Collectively, these findings demonstrate that combining machine learning–based feature selection with conventional survival analysis yields a simple, interpretable risk stratification tool. By focusing on three routinely available measures, this approach supports the early identification of heart failure patients who may benefit from intensified monitoring and targeted intervention. The study demonstrated how to bridge the gap between data analysis and everyday clinical decision-making.

3.2. METABRIC Breast Cancer Analysis

To assess the generalizability of the proposed framework, the same feature selection and survival analysis pipeline was applied to the METABRIC breast cancer cohort as an independent validation dataset. Consistent with the Heart Failure analysis, partial agreement in feature importance was observed across models in the METABRIC breast cancer cohort (Figure 6). The non-linear tree-based models (GBM-Cox and RSF) showed strong concordance for several core prognostic variables, with age at diagnosis, Nottingham Prognostic Index (NPI), tumor size, and number of positive lymph nodes consistently ranked among the most influential predictors of overall survival time.

In contrast, the LASSO-Cox model emphasized a different subset of variables, prioritizing HER2 status, inferred menopausal state, and Radio Therapy. Notably, NPI emerged as a relatively high-ranked feature in LASSO-Cox models, indicating a shared prognostic signal across modeling paradigms despite differences in feature selection strategies. Importantly, several top-ranked features identified across in tree-based and linear models, including NPI and HER2 status, are well-established and clinically validated prognostic factors in breast cancer [30,31,47].

The observed variation in feature rankings across models likely reflects both algorithmic differences and the increased dimensionality of the METABRIC dataset, which includes a larger number of correlated tumor- and treatment-related variables. Together, these results suggest that while individual models may prioritize different predictors, they converge on a common set of clinically meaningful features, supporting the robustness and generalizability of the proposed framework.

Regarding predictive discrimination, tree-based models demonstrated modestly higher performance than the linear approach. RSF and GBM-Cox achieved comparable global ranking accuracy (C-index: 0.681 and 0.679, respectively), slightly exceeding that of the LASSO-Cox model (0.666), with a similar pattern observed for the 5-year time-dependent AUC (0.730 vs. 0.714 vs. 0.675; Table 2).

Work order:
Copy the part of the survival analysis passage starting with "Regarding predictive discrimination, tree-based" and going on through "0.675; Table 2).".

Excerpted records:
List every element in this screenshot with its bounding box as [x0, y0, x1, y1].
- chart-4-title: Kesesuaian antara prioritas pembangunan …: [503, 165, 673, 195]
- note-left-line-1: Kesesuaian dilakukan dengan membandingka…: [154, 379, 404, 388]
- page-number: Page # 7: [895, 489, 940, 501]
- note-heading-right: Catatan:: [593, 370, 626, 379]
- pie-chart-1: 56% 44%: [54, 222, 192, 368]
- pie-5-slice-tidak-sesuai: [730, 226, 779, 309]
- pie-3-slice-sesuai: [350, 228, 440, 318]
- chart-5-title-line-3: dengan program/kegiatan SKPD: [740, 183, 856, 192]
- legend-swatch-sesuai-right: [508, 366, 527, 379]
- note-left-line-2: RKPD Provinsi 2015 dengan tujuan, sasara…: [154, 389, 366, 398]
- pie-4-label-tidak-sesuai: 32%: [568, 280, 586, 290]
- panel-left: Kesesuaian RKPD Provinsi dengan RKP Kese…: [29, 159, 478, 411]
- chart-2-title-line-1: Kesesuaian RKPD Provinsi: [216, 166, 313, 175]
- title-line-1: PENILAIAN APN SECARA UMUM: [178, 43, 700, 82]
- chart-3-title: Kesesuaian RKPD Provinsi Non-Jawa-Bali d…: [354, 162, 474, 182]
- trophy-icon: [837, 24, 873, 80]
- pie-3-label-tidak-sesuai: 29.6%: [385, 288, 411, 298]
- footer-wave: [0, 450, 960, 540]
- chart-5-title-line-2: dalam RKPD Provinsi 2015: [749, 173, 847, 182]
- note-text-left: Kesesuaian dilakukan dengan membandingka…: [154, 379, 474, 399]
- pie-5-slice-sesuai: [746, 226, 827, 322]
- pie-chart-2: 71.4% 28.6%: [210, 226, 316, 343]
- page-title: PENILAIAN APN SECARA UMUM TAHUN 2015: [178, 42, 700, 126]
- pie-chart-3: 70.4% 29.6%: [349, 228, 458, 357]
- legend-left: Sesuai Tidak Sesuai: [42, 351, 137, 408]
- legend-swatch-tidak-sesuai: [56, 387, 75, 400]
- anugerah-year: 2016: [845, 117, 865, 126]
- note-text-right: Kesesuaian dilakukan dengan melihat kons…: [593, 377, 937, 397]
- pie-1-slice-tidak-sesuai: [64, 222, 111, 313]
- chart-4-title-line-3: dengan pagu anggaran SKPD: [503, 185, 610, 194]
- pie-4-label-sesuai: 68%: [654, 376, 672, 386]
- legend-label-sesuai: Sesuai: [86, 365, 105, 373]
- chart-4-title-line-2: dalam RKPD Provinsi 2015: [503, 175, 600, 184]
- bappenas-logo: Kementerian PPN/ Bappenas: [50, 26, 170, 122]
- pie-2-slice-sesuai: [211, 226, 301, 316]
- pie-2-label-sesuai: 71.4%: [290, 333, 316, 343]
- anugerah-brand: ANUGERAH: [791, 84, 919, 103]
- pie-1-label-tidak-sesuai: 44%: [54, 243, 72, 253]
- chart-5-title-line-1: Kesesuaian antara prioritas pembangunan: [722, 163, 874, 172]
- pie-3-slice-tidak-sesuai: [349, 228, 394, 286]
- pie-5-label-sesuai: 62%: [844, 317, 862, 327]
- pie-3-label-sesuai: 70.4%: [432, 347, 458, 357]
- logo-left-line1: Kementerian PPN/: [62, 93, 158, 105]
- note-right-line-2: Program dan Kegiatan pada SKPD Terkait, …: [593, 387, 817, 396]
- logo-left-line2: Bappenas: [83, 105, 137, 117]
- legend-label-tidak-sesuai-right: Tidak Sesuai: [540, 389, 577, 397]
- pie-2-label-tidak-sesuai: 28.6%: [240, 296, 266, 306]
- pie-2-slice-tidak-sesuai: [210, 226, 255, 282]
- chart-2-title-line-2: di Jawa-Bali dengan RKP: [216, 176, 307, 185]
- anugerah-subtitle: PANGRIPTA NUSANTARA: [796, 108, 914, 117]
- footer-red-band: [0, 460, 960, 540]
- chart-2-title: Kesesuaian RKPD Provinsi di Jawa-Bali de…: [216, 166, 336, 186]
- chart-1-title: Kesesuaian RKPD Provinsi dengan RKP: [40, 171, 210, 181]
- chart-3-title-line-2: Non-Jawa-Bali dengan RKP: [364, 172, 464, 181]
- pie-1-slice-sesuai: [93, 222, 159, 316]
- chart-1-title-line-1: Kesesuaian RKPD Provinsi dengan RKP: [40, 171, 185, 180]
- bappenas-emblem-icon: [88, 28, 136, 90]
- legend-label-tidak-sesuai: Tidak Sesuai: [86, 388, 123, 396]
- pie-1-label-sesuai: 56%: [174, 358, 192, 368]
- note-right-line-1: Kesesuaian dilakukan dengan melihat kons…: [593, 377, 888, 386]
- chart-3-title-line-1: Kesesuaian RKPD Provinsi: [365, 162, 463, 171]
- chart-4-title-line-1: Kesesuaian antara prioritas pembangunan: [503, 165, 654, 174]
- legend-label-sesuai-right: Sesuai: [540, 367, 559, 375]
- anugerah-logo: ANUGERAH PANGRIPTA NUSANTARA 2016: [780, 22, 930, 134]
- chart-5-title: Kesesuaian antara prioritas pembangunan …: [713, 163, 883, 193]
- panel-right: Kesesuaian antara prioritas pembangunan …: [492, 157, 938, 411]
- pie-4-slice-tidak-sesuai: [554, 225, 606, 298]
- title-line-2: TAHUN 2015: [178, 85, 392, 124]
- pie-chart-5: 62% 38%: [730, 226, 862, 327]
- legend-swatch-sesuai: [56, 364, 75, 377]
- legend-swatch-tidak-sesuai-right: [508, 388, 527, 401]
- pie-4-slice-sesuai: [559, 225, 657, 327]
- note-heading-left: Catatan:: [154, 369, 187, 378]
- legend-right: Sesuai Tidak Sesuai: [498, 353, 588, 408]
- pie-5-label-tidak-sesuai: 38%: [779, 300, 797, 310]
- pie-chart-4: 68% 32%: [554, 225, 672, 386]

Completed exercise:
Regarding predictive discrimination, tree-based models demonstrated modestly higher performance than the linear approach. RSF and GBM-Cox achieved comparable global ranking accuracy (C-index: 0.681 and 0.679, respectively), slightly exceeding that of the LASSO-Cox model (0.666), with a similar pattern observed for the 5-year time-dependent AUC (0.730 vs. 0.714 vs. 0.675; Table 2).